RECORDS TO PROCESS
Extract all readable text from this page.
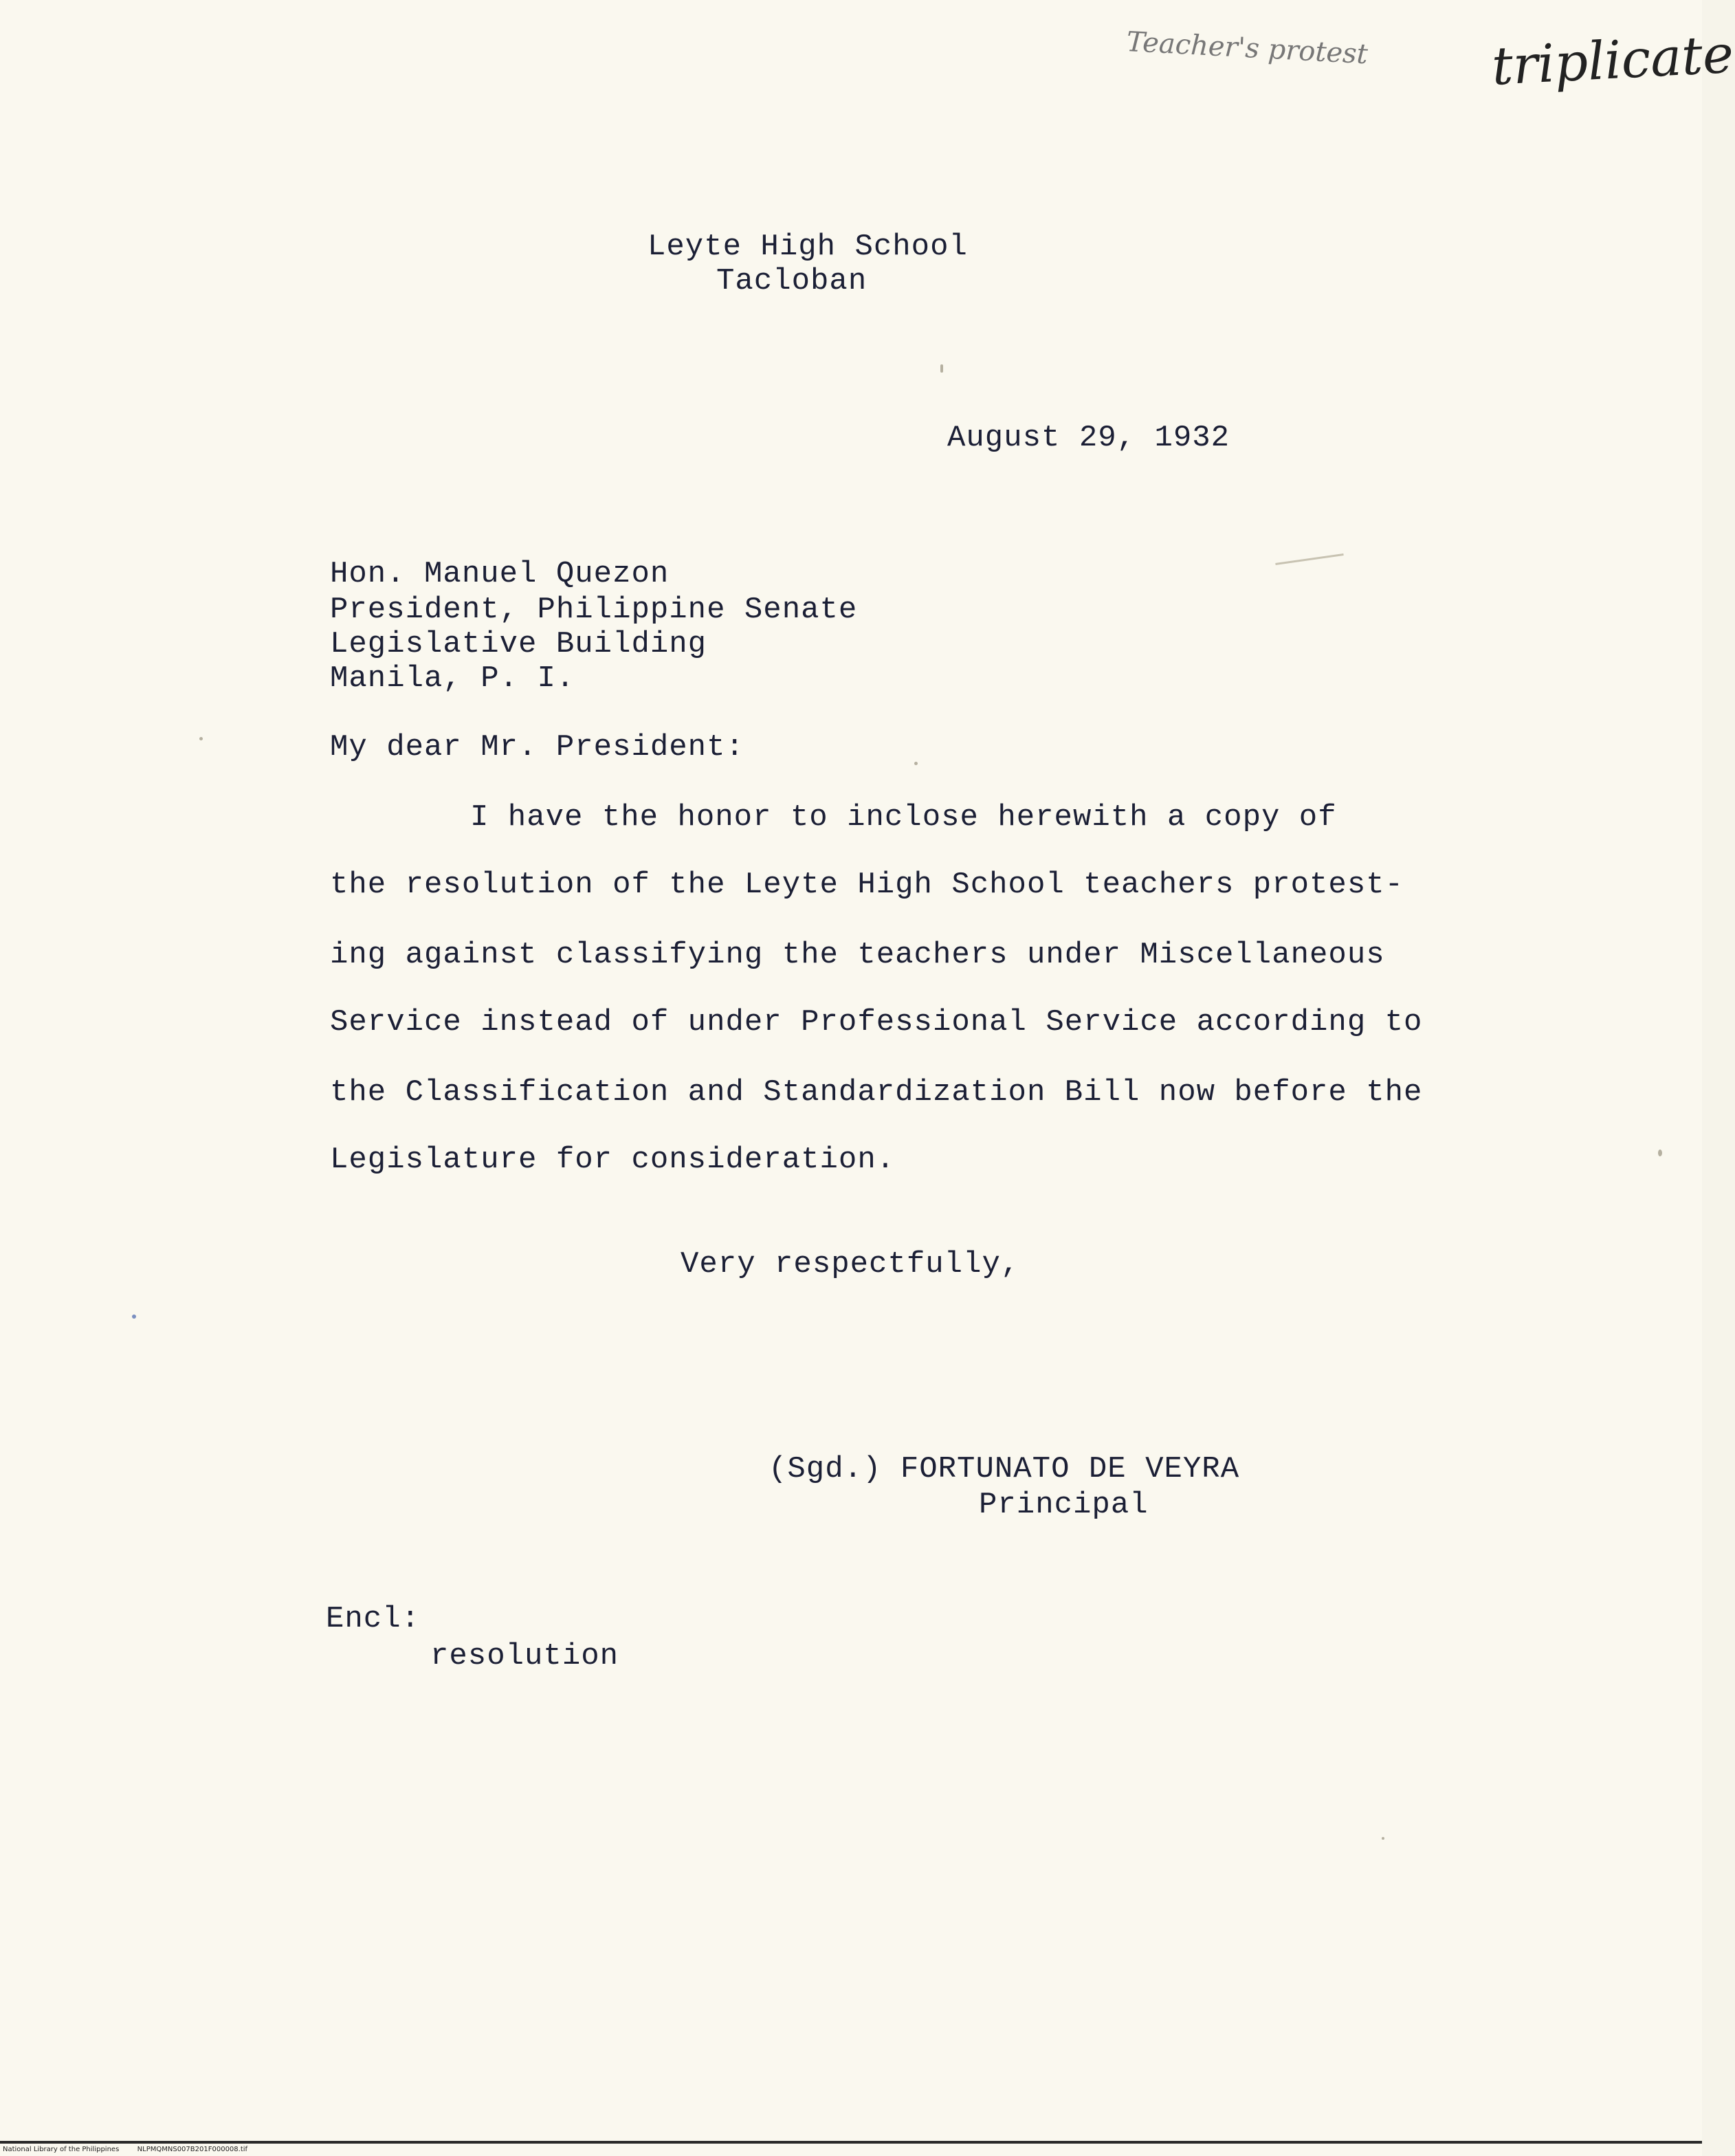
Teacher's protest triplicate

Leyte High School

Tacloban

August 29, 1932

Hon. Manuel Quezon

President, Philippine Senate

Legislative Building

Manila, P. I.

My dear Mr. President:

I have the honor to inclose herewith a copy of

the resolution of the Leyte High School teachers protest-

ing against classifying the teachers under Miscellaneous

Service instead of under Professional Service according to

the Classification and Standardization Bill now before the

Legislature for consideration.

Very respectfully,

(Sgd.) FORTUNATO DE VEYRA

Principal

Encl:

resolution

National Library of the Philippines	NLPMQMNS007B201F000008.tif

EXERCISE PROMPT
Leave out the pictures and give the rest of the records again exactly.

ANSWER FOR THE TASK
Extract all readable text from this page.
Teacher's protest triplicate

Leyte High School

Tacloban

August 29, 1932

Hon. Manuel Quezon

President, Philippine Senate

Legislative Building

Manila, P. I.

My dear Mr. President:

I have the honor to inclose herewith a copy of

the resolution of the Leyte High School teachers protest-

ing against classifying the teachers under Miscellaneous

Service instead of under Professional Service according to

the Classification and Standardization Bill now before the

Legislature for consideration.

Very respectfully,

(Sgd.) FORTUNATO DE VEYRA

Principal

Encl:

resolution

National Library of the Philippines	NLPMQMNS007B201F000008.tif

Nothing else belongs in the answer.